Extract the stretch of the data from its first line through the line containing "layer-row[interactable]: d —", both included, and reproduce it without any changes.

Input material:
○ ○ ○ ○ ○ ○ ○

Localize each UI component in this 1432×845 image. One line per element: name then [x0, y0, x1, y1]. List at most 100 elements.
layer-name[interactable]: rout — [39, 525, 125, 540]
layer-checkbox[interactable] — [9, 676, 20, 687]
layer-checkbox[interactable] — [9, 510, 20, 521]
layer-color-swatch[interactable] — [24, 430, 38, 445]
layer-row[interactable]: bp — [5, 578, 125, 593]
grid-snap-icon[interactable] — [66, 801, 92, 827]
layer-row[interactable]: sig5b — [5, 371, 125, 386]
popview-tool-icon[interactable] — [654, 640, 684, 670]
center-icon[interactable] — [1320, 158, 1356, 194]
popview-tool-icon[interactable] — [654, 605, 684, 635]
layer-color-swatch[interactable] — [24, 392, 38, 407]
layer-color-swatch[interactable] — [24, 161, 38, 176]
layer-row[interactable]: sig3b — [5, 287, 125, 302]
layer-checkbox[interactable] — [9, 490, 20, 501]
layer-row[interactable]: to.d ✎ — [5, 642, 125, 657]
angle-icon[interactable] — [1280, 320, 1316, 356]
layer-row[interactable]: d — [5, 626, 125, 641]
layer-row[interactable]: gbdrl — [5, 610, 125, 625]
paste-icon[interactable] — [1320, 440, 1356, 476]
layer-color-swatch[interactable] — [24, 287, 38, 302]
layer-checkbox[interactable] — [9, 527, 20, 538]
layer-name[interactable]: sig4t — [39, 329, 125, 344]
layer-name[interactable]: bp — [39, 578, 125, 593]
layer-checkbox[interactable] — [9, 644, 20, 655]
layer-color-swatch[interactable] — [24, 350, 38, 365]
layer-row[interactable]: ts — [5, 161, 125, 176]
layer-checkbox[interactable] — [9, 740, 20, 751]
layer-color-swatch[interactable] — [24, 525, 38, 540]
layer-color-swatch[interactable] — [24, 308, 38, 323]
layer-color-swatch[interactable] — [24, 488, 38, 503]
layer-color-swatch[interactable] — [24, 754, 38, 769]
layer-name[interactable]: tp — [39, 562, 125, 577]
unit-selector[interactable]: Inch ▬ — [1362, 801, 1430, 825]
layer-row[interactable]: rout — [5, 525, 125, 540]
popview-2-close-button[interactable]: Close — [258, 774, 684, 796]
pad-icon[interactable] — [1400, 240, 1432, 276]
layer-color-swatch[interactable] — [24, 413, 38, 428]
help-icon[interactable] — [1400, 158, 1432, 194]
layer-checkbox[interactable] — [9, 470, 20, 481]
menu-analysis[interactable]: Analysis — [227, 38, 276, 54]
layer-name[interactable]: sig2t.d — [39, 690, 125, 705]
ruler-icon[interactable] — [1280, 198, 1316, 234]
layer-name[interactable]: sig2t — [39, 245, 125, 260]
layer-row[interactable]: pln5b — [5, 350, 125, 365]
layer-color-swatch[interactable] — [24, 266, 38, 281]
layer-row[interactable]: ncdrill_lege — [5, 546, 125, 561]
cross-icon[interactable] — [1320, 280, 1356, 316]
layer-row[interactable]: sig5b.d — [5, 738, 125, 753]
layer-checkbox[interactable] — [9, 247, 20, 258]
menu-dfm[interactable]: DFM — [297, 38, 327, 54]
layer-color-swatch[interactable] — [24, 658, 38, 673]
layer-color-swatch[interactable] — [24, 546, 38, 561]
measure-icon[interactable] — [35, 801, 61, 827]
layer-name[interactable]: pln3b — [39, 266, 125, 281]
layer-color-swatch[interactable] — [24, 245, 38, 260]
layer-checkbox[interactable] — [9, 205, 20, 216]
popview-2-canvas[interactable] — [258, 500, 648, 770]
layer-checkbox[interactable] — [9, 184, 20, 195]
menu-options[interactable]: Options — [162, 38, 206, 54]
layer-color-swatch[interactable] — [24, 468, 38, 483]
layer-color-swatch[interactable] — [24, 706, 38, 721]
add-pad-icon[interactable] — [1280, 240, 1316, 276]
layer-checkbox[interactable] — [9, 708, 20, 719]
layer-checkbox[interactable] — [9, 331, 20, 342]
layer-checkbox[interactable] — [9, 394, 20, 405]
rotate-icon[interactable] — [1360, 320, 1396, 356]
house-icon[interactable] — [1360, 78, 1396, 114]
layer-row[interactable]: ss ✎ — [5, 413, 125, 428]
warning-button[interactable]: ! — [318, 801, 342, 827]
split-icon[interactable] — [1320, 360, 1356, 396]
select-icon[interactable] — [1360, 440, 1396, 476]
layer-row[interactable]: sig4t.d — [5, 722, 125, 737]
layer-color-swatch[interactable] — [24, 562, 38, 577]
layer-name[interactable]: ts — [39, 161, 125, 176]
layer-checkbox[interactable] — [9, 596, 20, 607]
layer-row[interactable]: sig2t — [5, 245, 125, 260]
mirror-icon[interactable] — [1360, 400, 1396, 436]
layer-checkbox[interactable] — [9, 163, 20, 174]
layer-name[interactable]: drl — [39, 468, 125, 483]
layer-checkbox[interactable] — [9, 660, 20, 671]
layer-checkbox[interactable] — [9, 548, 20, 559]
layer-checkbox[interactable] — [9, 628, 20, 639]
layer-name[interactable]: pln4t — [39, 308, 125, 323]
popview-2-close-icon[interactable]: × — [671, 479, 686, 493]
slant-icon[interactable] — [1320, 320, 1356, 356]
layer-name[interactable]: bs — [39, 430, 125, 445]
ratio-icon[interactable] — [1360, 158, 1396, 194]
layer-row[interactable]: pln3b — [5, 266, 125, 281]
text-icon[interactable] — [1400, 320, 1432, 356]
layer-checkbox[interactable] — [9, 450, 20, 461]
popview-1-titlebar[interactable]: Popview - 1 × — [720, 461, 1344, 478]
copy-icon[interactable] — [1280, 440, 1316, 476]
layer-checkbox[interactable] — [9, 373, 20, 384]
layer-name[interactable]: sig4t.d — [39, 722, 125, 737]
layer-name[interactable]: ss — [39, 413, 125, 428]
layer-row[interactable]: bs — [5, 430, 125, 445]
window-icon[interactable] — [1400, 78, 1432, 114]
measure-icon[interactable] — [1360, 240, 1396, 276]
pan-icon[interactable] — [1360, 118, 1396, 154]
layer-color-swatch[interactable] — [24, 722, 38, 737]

○ ○ ○ ○ ○ ○ ○

Final result:
Localize each UI component in this 1432×845 image. One line per element: name then [x0, y0, x1, y1]. List at most 100 elements.
layer-name[interactable]: rout — [39, 525, 125, 540]
layer-checkbox[interactable] — [9, 676, 20, 687]
layer-checkbox[interactable] — [9, 510, 20, 521]
layer-color-swatch[interactable] — [24, 430, 38, 445]
layer-row[interactable]: bp — [5, 578, 125, 593]
grid-snap-icon[interactable] — [66, 801, 92, 827]
layer-row[interactable]: sig5b — [5, 371, 125, 386]
popview-tool-icon[interactable] — [654, 640, 684, 670]
center-icon[interactable] — [1320, 158, 1356, 194]
popview-tool-icon[interactable] — [654, 605, 684, 635]
layer-color-swatch[interactable] — [24, 392, 38, 407]
layer-color-swatch[interactable] — [24, 161, 38, 176]
layer-row[interactable]: sig3b — [5, 287, 125, 302]
layer-checkbox[interactable] — [9, 490, 20, 501]
layer-row[interactable]: to.d ✎ — [5, 642, 125, 657]
angle-icon[interactable] — [1280, 320, 1316, 356]
layer-row[interactable]: d — [5, 626, 125, 641]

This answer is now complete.